[BEGIN PROVIDED RECORDS]
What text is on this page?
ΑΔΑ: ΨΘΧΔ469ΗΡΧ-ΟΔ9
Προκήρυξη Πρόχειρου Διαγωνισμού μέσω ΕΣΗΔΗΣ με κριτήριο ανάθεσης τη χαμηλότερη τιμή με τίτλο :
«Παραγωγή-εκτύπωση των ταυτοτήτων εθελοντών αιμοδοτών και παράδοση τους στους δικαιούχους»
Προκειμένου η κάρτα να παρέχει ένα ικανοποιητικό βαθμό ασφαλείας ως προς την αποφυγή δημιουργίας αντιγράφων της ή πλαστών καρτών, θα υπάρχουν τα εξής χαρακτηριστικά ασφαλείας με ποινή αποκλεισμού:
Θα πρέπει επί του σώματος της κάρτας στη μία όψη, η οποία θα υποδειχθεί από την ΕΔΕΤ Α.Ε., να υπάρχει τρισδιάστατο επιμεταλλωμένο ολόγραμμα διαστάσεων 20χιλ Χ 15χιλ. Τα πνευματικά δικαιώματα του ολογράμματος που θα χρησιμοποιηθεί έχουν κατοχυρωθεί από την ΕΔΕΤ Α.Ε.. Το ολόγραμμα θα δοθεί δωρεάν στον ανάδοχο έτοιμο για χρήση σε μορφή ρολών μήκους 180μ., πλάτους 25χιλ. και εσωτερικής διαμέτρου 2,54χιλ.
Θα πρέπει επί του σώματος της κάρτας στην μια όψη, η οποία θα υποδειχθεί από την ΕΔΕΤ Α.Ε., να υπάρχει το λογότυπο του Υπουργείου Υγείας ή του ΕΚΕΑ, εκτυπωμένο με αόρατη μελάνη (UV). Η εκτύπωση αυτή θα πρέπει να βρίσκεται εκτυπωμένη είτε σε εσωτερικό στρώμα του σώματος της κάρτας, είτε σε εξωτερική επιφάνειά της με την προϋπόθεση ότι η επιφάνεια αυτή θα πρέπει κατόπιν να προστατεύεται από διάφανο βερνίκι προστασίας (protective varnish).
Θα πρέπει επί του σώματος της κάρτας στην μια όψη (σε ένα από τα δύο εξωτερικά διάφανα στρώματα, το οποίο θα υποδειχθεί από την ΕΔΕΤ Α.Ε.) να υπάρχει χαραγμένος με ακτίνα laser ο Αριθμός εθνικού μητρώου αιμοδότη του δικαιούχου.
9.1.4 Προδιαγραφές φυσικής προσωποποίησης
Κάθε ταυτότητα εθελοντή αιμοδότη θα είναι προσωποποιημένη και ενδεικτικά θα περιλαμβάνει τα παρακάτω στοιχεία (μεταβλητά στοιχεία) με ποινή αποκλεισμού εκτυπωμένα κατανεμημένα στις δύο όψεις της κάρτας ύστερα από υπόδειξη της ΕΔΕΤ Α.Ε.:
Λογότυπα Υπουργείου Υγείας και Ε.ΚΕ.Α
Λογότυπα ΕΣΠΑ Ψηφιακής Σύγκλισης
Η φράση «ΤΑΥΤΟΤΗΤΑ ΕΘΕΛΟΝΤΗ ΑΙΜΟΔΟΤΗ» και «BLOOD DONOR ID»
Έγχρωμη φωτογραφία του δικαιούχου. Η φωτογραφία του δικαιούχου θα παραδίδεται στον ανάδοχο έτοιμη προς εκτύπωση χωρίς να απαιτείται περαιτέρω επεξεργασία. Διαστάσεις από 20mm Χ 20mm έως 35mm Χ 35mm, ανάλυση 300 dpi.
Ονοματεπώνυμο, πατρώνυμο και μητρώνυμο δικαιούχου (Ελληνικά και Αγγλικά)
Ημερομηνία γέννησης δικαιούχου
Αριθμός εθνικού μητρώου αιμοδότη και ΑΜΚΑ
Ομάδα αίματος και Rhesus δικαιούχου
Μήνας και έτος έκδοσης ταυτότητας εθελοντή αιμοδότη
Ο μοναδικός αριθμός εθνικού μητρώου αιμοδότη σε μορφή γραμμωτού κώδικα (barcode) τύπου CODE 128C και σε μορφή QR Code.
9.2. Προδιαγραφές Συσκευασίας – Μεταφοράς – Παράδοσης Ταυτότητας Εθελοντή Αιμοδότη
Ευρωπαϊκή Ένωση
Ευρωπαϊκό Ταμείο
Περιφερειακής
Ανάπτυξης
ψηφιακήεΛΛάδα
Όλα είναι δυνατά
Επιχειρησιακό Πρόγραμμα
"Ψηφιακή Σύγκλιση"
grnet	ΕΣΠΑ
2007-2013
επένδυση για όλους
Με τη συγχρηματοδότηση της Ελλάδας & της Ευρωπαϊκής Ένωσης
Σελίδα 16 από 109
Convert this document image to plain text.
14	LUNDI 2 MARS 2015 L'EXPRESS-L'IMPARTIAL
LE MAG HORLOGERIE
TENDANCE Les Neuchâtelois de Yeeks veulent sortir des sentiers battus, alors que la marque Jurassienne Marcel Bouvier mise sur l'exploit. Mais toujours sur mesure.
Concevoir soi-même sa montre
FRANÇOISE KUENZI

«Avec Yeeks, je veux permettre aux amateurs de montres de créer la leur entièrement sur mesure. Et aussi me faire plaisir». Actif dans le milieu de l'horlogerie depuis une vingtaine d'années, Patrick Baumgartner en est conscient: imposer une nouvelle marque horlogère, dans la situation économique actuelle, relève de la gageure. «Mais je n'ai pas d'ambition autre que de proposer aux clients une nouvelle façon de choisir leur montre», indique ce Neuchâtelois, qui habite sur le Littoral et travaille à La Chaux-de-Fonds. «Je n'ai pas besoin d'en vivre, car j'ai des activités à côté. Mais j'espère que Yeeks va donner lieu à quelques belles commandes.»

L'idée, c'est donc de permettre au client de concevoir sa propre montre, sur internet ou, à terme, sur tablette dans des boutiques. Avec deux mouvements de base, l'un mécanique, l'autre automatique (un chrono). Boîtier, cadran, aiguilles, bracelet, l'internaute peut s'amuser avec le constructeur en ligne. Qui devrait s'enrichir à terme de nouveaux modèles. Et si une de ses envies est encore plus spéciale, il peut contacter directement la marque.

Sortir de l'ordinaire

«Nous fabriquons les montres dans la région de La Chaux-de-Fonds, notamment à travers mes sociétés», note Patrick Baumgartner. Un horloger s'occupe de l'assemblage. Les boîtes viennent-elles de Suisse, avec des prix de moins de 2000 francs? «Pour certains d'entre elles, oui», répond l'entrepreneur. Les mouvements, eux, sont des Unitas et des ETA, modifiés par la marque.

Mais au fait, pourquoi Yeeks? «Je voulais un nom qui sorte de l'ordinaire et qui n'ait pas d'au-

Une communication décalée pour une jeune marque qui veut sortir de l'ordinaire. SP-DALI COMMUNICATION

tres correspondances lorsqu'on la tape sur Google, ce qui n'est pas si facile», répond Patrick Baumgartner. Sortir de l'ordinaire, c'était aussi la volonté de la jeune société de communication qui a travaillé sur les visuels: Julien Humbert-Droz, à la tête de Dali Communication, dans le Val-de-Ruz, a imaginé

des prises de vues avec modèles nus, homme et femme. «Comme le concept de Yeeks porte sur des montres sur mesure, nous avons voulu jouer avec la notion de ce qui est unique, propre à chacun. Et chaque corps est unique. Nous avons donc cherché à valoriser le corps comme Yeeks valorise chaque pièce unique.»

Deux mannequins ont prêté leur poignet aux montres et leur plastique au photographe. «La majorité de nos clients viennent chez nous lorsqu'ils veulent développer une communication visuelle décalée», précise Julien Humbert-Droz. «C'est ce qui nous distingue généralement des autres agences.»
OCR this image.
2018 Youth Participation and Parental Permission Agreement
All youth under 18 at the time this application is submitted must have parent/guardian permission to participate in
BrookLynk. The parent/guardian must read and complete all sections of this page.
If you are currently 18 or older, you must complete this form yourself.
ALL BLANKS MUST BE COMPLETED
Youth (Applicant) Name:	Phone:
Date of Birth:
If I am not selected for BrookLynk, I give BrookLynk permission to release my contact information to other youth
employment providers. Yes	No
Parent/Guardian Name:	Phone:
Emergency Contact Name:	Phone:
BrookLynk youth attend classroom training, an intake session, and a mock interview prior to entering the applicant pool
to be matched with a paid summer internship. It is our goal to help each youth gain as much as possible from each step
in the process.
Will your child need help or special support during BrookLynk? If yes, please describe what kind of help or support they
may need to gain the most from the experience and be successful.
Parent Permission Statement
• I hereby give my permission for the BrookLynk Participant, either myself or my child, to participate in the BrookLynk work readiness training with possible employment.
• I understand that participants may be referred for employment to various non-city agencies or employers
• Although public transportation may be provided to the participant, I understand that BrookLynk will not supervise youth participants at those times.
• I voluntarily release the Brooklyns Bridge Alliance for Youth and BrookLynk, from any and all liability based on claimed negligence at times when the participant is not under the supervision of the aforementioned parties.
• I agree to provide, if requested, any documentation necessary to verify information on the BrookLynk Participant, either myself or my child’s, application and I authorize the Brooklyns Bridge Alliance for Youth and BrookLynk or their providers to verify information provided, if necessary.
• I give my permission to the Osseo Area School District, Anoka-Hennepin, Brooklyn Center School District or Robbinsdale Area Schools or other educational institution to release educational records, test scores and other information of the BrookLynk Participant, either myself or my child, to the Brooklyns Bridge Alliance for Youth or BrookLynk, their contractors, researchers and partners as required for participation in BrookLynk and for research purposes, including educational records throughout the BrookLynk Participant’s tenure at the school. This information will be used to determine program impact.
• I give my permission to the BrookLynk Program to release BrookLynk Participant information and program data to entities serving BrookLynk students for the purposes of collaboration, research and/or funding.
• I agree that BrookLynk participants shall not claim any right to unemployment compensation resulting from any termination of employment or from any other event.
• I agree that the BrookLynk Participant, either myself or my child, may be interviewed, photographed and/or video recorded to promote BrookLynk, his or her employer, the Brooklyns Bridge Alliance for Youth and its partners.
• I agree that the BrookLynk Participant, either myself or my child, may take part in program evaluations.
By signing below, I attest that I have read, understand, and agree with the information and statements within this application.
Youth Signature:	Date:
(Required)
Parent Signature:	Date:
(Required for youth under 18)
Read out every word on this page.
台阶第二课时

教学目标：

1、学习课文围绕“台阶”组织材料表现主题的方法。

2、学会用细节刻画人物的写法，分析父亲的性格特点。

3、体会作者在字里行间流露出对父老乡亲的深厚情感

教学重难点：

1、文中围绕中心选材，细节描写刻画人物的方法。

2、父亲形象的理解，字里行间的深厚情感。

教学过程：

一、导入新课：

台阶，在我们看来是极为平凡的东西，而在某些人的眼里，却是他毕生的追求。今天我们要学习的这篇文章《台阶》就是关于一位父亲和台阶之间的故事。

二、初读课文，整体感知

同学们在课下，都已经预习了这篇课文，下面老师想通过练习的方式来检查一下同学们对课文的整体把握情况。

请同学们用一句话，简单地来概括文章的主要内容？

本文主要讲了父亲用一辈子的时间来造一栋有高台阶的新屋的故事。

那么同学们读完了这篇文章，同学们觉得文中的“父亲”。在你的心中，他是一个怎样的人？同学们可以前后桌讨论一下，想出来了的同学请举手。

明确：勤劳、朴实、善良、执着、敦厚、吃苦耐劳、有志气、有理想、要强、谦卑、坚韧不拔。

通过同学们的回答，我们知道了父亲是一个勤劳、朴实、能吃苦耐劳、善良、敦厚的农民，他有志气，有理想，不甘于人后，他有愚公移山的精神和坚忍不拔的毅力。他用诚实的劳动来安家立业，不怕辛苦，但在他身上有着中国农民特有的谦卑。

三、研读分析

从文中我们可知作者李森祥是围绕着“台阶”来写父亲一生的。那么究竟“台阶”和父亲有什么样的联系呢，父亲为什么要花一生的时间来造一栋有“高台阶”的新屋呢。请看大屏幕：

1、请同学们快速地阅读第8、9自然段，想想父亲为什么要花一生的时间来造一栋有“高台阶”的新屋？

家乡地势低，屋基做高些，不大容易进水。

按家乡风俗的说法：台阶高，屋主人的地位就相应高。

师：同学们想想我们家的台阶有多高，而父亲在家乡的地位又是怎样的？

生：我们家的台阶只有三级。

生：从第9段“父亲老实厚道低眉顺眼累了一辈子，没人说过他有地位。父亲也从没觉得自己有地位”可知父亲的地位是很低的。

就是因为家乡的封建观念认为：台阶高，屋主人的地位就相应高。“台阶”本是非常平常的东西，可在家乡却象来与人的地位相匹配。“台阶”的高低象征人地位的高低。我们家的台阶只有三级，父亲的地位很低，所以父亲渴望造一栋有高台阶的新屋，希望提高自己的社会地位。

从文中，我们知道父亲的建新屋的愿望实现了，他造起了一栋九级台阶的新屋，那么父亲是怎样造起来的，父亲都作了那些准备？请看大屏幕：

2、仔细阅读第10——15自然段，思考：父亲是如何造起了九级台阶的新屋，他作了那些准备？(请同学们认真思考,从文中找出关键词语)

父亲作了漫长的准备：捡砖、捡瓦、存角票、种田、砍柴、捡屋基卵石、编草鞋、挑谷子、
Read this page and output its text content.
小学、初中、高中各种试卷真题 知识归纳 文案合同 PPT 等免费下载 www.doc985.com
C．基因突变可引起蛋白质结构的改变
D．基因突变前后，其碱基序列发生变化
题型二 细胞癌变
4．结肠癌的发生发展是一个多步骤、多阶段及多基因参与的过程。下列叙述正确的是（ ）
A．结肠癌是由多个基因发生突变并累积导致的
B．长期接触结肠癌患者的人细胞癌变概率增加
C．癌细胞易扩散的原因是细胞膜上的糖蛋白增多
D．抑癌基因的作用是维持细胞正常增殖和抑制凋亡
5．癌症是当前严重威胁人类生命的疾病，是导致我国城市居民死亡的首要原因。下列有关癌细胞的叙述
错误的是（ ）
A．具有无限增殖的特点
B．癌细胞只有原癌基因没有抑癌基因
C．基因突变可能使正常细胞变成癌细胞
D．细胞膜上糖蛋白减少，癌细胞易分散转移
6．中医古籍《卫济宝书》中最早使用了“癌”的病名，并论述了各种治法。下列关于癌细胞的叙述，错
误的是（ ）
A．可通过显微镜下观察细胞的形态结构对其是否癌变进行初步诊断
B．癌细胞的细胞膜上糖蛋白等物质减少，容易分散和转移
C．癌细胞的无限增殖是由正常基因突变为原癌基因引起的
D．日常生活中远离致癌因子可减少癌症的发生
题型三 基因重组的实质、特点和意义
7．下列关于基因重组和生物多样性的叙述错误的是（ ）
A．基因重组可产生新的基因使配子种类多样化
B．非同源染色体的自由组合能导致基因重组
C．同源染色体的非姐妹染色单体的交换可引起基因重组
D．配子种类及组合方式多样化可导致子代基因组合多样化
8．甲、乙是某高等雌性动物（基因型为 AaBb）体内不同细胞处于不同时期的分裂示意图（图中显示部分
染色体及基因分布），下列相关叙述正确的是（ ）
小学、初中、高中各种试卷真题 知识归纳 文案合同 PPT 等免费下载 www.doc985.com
[END PROVIDED RECORDS]
WRITTEN REQUEST> Where a line of the records above holds the word "application", copy that line.

FINISHED ANSWER>
All youth under 18 at the time this application is submitted must have parent/guardian permission to participate in
• I agree to provide, if requested, any documentation necessary to verify information on the BrookLynk Participant, either myself or my child’s, application and I authorize the Brooklyns Bridge Alliance for Youth and BrookLynk or their providers to verify information provided, if necessary.
By signing below, I attest that I have read, understand, and agree with the information and statements within this application.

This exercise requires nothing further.